PROBLEM REQUIREMENTS:
Write out each line in which the string "object" is present.

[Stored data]
------

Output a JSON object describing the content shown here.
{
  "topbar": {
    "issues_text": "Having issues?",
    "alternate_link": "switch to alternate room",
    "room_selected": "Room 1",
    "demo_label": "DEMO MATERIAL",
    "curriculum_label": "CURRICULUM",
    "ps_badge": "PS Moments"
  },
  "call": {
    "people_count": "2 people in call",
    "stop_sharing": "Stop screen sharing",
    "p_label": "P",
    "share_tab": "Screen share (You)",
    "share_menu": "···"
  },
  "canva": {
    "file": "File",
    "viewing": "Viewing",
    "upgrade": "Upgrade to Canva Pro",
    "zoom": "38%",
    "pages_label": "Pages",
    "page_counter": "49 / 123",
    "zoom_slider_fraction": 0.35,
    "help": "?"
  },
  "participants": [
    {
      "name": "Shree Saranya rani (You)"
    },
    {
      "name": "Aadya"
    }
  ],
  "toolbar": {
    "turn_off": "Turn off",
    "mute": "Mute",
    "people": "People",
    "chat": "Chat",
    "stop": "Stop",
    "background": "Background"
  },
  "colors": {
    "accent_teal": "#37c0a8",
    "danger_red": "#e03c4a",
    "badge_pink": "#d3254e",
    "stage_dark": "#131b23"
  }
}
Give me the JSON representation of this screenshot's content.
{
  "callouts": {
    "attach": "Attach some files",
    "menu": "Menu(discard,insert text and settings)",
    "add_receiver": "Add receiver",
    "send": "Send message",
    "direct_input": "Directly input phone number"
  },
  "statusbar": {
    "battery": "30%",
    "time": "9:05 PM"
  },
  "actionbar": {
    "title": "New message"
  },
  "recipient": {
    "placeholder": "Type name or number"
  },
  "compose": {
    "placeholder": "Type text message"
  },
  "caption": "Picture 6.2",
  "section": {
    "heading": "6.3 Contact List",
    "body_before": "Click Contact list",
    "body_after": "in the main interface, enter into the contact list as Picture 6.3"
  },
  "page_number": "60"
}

------

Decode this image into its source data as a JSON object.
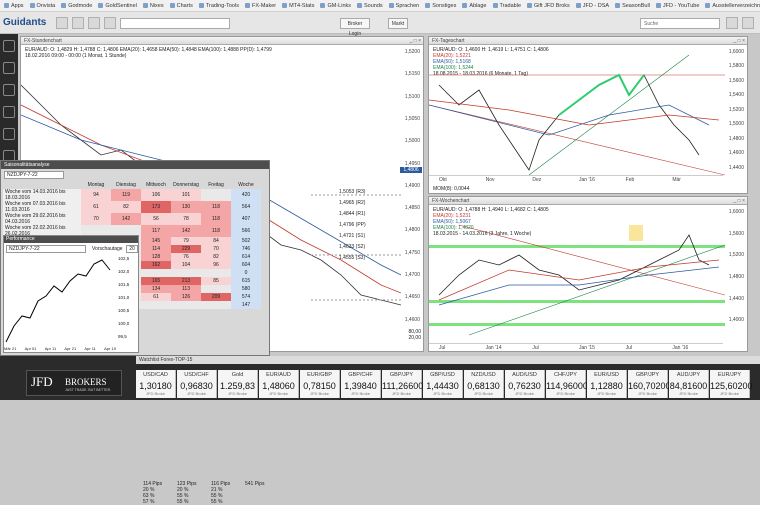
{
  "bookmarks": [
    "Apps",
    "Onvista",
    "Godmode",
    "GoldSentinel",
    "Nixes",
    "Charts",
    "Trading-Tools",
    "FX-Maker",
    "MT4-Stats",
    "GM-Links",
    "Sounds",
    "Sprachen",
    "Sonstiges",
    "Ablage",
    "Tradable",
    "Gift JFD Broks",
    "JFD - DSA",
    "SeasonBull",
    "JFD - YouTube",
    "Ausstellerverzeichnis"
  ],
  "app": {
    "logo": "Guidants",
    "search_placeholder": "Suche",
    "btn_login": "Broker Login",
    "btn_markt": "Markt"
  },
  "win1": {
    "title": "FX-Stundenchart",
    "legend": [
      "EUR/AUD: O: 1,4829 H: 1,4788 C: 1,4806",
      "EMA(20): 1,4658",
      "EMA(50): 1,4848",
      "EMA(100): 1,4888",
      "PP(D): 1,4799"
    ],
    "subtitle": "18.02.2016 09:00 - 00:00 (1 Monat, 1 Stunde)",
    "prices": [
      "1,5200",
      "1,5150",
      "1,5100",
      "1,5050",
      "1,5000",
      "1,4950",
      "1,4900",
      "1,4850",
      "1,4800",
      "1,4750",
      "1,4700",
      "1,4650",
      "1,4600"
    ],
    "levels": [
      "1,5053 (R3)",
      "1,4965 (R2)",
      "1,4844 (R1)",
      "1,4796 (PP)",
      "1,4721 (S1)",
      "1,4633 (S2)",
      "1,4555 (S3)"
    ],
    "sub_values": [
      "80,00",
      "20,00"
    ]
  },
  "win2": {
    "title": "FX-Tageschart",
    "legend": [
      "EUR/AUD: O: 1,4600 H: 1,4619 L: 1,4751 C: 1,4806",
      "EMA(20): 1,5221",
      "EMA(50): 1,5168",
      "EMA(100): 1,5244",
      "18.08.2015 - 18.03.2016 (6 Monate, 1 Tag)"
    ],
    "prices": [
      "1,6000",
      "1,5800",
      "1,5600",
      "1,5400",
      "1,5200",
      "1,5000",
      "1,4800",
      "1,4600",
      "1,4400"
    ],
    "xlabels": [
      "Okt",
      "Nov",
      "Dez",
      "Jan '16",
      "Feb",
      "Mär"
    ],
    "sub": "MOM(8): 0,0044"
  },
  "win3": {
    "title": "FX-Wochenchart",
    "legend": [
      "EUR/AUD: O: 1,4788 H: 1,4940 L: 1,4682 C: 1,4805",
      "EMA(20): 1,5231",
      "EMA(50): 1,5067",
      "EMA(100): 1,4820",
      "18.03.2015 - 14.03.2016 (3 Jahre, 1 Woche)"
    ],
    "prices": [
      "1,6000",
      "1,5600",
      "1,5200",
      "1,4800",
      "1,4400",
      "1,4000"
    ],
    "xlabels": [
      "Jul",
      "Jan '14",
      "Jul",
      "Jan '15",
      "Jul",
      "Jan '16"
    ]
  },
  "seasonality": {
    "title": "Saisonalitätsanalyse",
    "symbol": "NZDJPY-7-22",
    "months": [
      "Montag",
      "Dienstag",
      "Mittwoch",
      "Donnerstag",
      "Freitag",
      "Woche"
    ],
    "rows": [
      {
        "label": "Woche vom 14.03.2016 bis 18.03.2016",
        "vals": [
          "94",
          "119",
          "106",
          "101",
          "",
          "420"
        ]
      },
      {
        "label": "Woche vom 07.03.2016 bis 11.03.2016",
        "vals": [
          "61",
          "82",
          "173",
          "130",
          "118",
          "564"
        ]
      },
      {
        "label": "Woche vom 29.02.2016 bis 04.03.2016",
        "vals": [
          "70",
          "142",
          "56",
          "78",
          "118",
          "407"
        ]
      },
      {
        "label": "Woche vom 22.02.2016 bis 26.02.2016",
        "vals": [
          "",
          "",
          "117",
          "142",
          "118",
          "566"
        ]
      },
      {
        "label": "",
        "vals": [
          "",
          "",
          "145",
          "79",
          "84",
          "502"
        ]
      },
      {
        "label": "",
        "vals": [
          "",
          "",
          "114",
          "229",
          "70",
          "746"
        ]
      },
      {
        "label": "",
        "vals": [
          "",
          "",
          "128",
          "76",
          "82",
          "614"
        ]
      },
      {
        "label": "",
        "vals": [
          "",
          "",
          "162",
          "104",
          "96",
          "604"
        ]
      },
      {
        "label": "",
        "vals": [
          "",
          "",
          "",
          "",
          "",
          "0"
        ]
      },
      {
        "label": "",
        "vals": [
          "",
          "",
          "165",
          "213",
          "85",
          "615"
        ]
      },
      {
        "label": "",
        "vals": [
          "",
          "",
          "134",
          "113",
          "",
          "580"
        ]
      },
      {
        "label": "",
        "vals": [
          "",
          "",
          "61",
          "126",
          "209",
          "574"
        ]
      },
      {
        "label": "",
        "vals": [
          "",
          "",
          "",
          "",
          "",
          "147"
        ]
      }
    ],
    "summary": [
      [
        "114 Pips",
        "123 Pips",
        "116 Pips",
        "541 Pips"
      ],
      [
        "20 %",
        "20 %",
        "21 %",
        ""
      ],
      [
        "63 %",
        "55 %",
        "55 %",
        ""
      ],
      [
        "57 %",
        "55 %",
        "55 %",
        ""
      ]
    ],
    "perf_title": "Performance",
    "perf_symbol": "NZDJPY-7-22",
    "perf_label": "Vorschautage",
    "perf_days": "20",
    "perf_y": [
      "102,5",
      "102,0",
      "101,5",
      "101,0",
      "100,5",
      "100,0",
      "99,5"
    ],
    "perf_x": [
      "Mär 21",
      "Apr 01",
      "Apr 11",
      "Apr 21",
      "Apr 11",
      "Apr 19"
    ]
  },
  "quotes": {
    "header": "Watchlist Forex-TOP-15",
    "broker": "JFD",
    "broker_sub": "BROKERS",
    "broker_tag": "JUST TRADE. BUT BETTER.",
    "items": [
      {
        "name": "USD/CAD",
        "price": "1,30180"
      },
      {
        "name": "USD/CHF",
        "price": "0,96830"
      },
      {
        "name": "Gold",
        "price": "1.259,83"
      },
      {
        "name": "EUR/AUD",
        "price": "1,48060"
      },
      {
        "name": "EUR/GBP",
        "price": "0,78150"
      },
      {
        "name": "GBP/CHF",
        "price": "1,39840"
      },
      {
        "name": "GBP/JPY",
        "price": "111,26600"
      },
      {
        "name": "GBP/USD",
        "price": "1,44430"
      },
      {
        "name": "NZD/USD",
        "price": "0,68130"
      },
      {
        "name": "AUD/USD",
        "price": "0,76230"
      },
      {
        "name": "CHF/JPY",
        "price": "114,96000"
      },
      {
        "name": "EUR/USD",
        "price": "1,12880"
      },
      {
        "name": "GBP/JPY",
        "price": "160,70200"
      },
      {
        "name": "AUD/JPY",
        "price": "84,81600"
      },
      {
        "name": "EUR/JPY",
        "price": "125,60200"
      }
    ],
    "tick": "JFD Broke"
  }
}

------

PROBLEM SOLUTION:
Output a JSON object describing the content shown here.
Decode this image into its source data as a JSON object.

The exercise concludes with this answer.